◆ OBJECTIVE
Please print the full listing exactly.

◆ DATASET RECORDS
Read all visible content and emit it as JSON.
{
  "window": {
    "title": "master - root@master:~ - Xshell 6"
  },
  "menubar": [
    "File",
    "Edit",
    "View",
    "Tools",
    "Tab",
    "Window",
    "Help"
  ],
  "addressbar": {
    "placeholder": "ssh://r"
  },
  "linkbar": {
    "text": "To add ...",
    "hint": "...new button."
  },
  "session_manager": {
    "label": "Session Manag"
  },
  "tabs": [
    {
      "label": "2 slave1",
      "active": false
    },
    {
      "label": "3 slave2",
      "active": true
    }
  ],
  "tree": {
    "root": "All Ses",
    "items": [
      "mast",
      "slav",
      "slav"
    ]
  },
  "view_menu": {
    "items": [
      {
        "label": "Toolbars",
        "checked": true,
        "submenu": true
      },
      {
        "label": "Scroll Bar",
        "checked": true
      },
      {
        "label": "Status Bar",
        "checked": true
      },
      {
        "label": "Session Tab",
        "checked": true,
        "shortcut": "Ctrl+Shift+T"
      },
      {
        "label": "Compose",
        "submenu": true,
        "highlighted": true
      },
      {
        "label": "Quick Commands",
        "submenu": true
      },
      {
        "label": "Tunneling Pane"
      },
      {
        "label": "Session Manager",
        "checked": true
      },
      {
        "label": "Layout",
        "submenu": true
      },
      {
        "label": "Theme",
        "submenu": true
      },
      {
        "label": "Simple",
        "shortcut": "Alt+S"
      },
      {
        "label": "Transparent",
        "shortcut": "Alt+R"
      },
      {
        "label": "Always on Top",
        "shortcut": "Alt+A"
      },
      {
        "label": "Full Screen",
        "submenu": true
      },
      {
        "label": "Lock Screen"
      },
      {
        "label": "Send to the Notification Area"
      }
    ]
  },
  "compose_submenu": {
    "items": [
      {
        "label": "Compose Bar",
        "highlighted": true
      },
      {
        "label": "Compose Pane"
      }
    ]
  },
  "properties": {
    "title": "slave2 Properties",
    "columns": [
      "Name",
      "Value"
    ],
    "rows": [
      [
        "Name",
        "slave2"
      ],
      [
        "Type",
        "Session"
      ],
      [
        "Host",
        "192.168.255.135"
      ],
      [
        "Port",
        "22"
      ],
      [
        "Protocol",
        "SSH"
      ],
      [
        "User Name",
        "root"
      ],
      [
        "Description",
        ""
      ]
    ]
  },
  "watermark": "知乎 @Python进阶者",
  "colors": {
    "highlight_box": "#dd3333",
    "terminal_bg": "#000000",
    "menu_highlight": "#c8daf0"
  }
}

◆ THE ANSWER
Read all visible content and emit it as JSON.
{
  "window": {
    "title": "master - root@master:~ - Xshell 6"
  },
  "menubar": [
    "File",
    "Edit",
    "View",
    "Tools",
    "Tab",
    "Window",
    "Help"
  ],
  "addressbar": {
    "placeholder": "ssh://r"
  },
  "linkbar": {
    "text": "To add ...",
    "hint": "...new button."
  },
  "session_manager": {
    "label": "Session Manag"
  },
  "tabs": [
    {
      "label": "2 slave1",
      "active": false
    },
    {
      "label": "3 slave2",
      "active": true
    }
  ],
  "tree": {
    "root": "All Ses",
    "items": [
      "mast",
      "slav",
      "slav"
    ]
  },
  "view_menu": {
    "items": [
      {
        "label": "Toolbars",
        "checked": true,
        "submenu": true
      },
      {
        "label": "Scroll Bar",
        "checked": true
      },
      {
        "label": "Status Bar",
        "checked": true
      },
      {
        "label": "Session Tab",
        "checked": true,
        "shortcut": "Ctrl+Shift+T"
      },
      {
        "label": "Compose",
        "submenu": true,
        "highlighted": true
      },
      {
        "label": "Quick Commands",
        "submenu": true
      },
      {
        "label": "Tunneling Pane"
      },
      {
        "label": "Session Manager",
        "checked": true
      },
      {
        "label": "Layout",
        "submenu": true
      },
      {
        "label": "Theme",
        "submenu": true
      },
      {
        "label": "Simple",
        "shortcut": "Alt+S"
      },
      {
        "label": "Transparent",
        "shortcut": "Alt+R"
      },
      {
        "label": "Always on Top",
        "shortcut": "Alt+A"
      },
      {
        "label": "Full Screen",
        "submenu": true
      },
      {
        "label": "Lock Screen"
      },
      {
        "label": "Send to the Notification Area"
      }
    ]
  },
  "compose_submenu": {
    "items": [
      {
        "label": "Compose Bar",
        "highlighted": true
      },
      {
        "label": "Compose Pane"
      }
    ]
  },
  "properties": {
    "title": "slave2 Properties",
    "columns": [
      "Name",
      "Value"
    ],
    "rows": [
      [
        "Name",
        "slave2"
      ],
      [
        "Type",
        "Session"
      ],
      [
        "Host",
        "192.168.255.135"
      ],
      [
        "Port",
        "22"
      ],
      [
        "Protocol",
        "SSH"
      ],
      [
        "User Name",
        "root"
      ],
      [
        "Description",
        ""
      ]
    ]
  },
  "watermark": "知乎 @Python进阶者",
  "colors": {
    "highlight_box": "#dd3333",
    "terminal_bg": "#000000",
    "menu_highlight": "#c8daf0"
  }
}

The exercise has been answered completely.